Short task: Identify and reproduce every line holding the string "adjusted".

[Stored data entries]
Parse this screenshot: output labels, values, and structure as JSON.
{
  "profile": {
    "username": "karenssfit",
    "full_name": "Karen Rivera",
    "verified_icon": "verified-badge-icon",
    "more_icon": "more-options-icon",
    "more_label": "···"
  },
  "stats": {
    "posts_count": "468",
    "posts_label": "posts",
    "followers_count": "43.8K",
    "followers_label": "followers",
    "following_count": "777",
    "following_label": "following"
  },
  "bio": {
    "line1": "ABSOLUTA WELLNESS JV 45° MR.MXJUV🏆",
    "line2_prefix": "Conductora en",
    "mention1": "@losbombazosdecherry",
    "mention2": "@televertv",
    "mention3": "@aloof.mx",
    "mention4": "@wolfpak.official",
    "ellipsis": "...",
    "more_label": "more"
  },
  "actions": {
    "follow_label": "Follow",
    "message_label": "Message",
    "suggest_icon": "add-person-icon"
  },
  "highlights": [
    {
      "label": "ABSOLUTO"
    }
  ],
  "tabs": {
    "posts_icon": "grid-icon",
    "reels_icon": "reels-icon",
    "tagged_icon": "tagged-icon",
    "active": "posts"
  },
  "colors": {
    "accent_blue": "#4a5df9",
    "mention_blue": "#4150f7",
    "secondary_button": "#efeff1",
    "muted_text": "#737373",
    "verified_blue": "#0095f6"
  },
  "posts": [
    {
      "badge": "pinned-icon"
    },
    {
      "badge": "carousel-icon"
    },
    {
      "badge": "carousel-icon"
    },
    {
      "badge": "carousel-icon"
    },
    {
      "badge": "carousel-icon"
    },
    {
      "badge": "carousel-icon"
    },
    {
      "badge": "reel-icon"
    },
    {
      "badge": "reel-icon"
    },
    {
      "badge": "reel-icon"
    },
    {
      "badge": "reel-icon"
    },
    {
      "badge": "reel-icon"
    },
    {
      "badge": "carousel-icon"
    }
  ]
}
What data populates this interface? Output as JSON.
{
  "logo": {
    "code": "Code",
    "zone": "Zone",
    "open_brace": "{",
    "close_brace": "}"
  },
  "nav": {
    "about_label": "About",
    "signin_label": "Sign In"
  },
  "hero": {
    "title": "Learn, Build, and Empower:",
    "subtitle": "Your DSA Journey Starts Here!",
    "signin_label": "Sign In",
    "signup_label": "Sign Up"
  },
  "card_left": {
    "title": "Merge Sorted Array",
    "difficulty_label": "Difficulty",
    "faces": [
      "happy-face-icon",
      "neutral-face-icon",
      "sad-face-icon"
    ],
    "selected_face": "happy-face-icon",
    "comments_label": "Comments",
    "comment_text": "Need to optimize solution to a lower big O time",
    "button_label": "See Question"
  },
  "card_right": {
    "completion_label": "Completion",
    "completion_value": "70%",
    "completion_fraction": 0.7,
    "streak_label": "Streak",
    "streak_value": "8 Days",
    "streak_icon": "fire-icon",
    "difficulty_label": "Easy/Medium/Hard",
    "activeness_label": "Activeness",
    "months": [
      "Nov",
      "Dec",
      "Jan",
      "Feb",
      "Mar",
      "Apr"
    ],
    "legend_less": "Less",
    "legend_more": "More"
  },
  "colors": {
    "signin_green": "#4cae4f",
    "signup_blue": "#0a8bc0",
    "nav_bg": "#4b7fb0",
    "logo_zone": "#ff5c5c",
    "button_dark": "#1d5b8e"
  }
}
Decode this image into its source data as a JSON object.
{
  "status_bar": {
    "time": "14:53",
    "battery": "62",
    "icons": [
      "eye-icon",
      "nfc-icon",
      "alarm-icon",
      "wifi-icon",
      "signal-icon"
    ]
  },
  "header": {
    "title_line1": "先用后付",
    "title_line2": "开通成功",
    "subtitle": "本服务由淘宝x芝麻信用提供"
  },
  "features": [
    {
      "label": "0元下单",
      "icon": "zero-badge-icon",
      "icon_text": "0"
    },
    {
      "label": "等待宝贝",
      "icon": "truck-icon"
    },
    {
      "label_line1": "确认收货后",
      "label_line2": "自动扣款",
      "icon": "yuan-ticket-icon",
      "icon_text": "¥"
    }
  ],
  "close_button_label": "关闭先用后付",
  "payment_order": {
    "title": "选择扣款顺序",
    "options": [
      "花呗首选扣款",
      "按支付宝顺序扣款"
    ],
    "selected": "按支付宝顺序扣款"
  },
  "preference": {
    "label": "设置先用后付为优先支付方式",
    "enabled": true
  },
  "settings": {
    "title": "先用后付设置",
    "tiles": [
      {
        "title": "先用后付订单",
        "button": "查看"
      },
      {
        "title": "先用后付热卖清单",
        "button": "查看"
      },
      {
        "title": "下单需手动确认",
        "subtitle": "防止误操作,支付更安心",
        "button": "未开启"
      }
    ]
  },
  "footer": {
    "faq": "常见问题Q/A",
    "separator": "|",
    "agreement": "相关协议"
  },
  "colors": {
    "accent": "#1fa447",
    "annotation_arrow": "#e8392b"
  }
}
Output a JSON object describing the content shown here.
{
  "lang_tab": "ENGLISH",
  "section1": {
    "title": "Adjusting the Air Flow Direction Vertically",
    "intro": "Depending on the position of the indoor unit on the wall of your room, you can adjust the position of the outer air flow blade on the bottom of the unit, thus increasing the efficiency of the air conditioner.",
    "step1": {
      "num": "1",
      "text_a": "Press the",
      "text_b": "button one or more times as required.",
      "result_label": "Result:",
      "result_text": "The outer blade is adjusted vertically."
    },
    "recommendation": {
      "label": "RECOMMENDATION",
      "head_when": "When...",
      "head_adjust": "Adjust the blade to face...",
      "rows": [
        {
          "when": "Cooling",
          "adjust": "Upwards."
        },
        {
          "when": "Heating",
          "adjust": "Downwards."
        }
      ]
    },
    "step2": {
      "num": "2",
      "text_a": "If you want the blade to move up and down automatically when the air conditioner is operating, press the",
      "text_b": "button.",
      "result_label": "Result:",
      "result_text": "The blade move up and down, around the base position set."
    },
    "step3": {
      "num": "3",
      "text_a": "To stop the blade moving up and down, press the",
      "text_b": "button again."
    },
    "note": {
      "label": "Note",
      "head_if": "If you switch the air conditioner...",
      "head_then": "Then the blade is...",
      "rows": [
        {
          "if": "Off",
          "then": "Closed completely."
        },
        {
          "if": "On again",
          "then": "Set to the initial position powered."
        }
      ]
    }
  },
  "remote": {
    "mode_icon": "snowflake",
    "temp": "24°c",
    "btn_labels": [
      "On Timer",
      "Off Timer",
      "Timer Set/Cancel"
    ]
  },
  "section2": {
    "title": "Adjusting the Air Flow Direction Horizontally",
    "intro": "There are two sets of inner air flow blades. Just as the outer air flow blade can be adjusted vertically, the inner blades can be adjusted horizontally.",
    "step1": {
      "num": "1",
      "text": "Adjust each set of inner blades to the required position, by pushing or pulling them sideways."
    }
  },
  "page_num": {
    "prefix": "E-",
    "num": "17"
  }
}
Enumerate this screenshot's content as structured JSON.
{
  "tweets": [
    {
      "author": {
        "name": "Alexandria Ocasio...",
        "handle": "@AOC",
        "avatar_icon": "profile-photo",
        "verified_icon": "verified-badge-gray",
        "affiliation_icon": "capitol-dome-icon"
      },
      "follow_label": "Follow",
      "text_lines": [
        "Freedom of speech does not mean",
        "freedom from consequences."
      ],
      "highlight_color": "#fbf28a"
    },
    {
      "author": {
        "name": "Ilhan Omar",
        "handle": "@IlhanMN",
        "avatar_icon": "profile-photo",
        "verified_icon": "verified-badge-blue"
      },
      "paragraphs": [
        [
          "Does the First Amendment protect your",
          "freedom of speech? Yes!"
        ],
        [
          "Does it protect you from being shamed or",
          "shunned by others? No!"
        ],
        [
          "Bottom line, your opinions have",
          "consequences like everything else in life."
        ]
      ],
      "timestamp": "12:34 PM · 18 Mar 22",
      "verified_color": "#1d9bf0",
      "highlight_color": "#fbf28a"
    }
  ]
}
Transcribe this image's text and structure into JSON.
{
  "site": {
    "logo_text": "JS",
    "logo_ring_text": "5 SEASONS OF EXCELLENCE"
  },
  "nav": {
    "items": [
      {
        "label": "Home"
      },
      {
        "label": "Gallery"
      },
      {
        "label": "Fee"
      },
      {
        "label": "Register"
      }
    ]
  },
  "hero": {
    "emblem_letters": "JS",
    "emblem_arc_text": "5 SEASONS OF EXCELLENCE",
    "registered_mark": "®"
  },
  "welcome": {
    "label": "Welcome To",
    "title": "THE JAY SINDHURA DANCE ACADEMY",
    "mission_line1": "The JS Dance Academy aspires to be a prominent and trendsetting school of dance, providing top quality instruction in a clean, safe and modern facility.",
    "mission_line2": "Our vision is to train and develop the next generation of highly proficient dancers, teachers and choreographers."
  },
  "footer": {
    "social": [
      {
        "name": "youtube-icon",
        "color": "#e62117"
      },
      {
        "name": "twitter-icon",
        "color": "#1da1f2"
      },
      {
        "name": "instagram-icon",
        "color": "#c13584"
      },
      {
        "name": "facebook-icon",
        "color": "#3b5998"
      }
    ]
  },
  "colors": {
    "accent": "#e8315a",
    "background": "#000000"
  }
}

The reply:
      "result_text": "The outer blade is adjusted vertically."
    "intro": "There are two sets of inner air flow blades. Just as the outer air flow blade can be adjusted vertically, the inner blades can be adjusted horizontally.",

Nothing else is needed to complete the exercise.